Records shown -
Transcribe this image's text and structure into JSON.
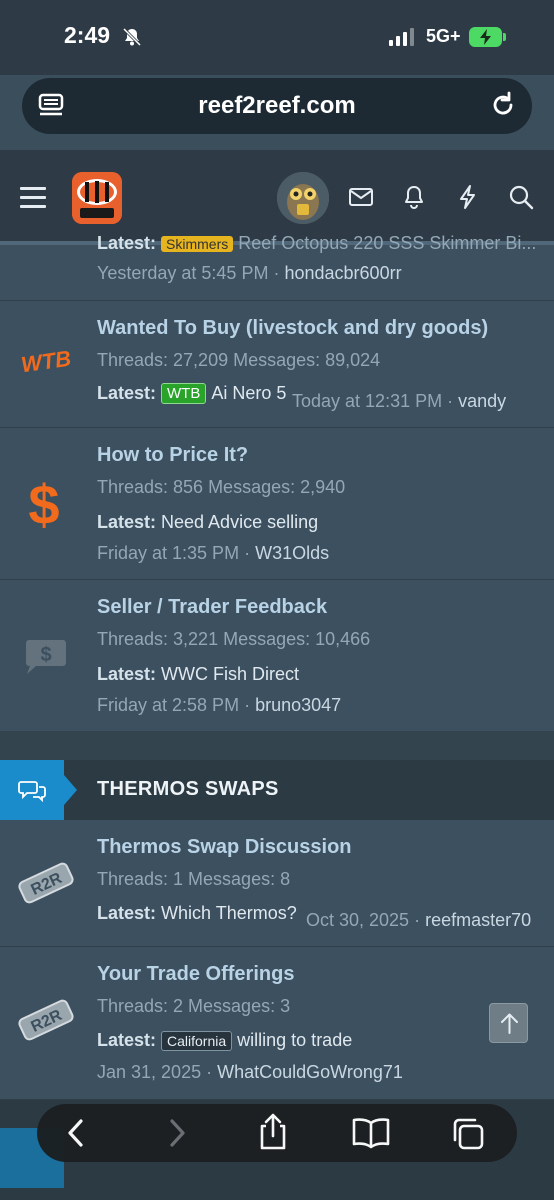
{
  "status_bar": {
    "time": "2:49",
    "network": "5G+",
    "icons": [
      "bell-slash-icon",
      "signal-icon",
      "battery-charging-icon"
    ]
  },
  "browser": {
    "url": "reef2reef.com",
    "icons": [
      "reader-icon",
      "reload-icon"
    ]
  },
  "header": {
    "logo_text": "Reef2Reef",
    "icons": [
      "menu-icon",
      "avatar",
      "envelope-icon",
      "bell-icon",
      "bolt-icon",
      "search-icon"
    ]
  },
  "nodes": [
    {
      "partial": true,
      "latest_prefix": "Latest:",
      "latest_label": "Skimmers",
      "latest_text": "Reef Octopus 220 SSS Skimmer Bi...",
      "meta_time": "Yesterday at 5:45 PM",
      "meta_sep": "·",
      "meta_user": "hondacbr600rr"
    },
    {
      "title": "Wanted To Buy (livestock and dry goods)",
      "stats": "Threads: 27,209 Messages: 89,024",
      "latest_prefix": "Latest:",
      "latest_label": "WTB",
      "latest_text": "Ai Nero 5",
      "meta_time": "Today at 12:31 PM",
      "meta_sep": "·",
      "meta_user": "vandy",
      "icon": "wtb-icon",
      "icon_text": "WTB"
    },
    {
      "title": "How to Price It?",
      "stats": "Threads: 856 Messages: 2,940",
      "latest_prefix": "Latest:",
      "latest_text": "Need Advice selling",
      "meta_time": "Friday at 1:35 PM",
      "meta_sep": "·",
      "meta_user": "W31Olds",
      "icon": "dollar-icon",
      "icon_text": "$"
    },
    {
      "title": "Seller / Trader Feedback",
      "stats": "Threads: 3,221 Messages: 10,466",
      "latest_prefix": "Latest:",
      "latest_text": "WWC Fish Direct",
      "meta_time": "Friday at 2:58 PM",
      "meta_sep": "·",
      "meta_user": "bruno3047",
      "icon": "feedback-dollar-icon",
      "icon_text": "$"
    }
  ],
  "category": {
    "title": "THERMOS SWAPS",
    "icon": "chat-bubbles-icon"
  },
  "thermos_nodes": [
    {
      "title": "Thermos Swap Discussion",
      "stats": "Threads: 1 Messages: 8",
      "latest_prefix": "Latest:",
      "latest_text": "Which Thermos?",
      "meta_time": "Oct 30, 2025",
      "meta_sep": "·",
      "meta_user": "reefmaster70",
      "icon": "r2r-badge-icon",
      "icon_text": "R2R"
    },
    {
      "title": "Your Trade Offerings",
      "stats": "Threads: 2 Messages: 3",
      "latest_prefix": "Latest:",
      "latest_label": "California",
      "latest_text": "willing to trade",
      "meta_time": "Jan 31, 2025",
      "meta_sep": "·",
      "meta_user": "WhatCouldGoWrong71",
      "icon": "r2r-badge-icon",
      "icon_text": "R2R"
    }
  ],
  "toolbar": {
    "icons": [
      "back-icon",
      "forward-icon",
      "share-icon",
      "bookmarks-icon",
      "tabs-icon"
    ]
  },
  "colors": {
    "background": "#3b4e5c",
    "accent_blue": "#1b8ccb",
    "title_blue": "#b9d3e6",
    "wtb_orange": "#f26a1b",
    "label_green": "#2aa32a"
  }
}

* * *

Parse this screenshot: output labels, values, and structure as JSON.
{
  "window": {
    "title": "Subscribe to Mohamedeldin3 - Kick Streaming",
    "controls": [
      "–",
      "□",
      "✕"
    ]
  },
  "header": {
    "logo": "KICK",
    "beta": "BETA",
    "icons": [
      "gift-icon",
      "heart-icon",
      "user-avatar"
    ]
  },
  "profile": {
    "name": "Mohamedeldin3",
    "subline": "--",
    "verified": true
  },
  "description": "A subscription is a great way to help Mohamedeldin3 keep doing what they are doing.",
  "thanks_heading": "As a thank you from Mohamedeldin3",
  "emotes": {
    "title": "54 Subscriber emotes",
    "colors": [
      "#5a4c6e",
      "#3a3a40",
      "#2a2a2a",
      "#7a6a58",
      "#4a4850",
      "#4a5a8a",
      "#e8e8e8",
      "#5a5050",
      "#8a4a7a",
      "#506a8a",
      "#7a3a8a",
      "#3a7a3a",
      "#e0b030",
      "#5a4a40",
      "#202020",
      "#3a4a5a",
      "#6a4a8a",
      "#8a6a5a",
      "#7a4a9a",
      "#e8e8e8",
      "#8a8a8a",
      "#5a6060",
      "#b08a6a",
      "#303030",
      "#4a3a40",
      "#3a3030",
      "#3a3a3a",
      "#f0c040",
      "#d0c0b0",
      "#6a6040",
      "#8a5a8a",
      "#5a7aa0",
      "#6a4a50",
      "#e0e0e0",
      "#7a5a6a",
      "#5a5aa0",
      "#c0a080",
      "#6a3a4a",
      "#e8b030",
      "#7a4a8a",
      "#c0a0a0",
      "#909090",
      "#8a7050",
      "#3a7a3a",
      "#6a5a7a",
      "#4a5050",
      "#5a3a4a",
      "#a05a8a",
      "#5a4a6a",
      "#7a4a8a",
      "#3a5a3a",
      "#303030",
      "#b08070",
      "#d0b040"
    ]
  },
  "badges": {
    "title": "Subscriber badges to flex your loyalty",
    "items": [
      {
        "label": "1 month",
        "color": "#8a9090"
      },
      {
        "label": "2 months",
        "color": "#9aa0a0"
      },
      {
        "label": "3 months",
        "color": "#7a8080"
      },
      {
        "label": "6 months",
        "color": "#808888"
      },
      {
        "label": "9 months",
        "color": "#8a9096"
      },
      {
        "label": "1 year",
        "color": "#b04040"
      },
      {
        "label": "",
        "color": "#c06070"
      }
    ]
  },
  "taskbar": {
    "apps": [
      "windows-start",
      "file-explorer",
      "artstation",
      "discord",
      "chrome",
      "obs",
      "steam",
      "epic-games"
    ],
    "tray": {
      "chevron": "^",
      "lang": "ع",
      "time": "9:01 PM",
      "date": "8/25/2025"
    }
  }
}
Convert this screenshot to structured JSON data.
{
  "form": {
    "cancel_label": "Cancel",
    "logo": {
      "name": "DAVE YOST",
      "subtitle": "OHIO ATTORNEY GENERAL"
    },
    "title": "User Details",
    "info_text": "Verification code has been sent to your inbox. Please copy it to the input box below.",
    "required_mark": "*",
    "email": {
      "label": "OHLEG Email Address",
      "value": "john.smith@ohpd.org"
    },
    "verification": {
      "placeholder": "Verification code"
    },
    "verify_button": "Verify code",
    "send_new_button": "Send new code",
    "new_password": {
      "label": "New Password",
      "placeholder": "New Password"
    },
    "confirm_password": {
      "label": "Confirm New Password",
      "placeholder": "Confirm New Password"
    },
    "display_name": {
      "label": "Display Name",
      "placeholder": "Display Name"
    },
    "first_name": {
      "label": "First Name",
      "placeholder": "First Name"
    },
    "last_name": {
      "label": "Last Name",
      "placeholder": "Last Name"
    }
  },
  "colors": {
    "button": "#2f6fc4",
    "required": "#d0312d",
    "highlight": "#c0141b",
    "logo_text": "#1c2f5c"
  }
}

Prompt - Copy out each line that contains the word "Threads".

Correct result -
      "stats": "Threads: 27,209 Messages: 89,024",
      "stats": "Threads: 856 Messages: 2,940",
      "stats": "Threads: 3,221 Messages: 10,466",
      "stats": "Threads: 1 Messages: 8",
      "stats": "Threads: 2 Messages: 3",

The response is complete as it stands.